* DIRECTIONS FOR THIS TASK:
Transcribe the records below exactly.

* Items from a dataset:
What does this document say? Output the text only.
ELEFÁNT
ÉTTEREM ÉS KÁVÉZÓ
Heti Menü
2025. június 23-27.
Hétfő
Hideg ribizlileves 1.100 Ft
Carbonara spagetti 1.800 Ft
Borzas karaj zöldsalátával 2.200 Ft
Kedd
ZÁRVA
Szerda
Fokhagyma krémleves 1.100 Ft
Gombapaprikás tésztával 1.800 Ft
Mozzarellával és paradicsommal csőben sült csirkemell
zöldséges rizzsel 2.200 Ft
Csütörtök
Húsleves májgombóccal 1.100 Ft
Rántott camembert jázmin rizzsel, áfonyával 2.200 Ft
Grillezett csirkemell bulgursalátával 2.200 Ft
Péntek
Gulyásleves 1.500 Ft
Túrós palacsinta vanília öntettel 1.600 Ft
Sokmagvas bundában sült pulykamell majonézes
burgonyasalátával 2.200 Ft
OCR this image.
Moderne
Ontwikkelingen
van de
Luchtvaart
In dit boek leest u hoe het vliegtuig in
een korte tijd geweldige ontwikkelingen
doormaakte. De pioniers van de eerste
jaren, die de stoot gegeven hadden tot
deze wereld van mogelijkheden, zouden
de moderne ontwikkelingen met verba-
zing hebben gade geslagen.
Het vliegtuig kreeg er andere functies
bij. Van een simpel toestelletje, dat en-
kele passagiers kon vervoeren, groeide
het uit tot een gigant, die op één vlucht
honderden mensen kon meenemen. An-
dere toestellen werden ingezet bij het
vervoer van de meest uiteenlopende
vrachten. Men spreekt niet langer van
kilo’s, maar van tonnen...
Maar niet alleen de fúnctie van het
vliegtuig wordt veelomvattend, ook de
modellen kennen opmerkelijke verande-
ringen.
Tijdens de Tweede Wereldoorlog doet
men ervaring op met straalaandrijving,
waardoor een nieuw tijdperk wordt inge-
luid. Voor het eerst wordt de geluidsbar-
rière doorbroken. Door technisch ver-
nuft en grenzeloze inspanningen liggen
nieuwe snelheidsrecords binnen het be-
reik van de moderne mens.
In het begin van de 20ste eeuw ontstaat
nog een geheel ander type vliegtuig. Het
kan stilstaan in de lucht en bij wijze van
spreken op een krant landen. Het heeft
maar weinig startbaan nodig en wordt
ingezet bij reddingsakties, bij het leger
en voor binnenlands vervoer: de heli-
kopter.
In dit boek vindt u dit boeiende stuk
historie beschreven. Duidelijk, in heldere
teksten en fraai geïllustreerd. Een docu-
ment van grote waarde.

* WRITTEN SOLUTION:
What does this document say? Output the text only.
ELEFÁNT
ÉTTEREM ÉS KÁVÉZÓ
Heti Menü
2025. június 23-27.
Hétfő
Hideg ribizlileves 1.100 Ft
Carbonara spagetti 1.800 Ft
Borzas karaj zöldsalátával 2.200 Ft
Kedd
ZÁRVA
Szerda
Fokhagyma krémleves 1.100 Ft
Gombapaprikás tésztával 1.800 Ft
Mozzarellával és paradicsommal csőben sült csirkemell
zöldséges rizzsel 2.200 Ft
Csütörtök
Húsleves májgombóccal 1.100 Ft
Rántott camembert jázmin rizzsel, áfonyával 2.200 Ft
Grillezett csirkemell bulgursalátával 2.200 Ft
Péntek
Gulyásleves 1.500 Ft
Túrós palacsinta vanília öntettel 1.600 Ft
Sokmagvas bundában sült pulykamell majonézes
burgonyasalátával 2.200 Ft
OCR this image.
Moderne
Ontwikkelingen
van de
Luchtvaart
In dit boek leest u hoe het vliegtuig in
een korte tijd geweldige ontwikkelingen
doormaakte. De pioniers van de eerste
jaren, die de stoot gegeven hadden tot
deze wereld van mogelijkheden, zouden
de moderne ontwikkelingen met verba-
zing hebben gade geslagen.
Het vliegtuig kreeg er andere functies
bij. Van een simpel toestelletje, dat en-
kele passagiers kon vervoeren, groeide
het uit tot een gigant, die op één vlucht
honderden mensen kon meenemen. An-
dere toestellen werden ingezet bij het
vervoer van de meest uiteenlopende
vrachten. Men spreekt niet langer van
kilo’s, maar van tonnen...
Maar niet alleen de fúnctie van het
vliegtuig wordt veelomvattend, ook de
modellen kennen opmerkelijke verande-
ringen.
Tijdens de Tweede Wereldoorlog doet
men ervaring op met straalaandrijving,
waardoor een nieuw tijdperk wordt inge-
luid. Voor het eerst wordt de geluidsbar-
rière doorbroken. Door technisch ver-
nuft en grenzeloze inspanningen liggen
nieuwe snelheidsrecords binnen het be-
reik van de moderne mens.
In het begin van de 20ste eeuw ontstaat
nog een geheel ander type vliegtuig. Het
kan stilstaan in de lucht en bij wijze van
spreken op een krant landen. Het heeft
maar weinig startbaan nodig en wordt
ingezet bij reddingsakties, bij het leger
en voor binnenlands vervoer: de heli-
kopter.
In dit boek vindt u dit boeiende stuk
historie beschreven. Duidelijk, in heldere
teksten en fraai geïllustreerd. Een docu-
ment van grote waarde.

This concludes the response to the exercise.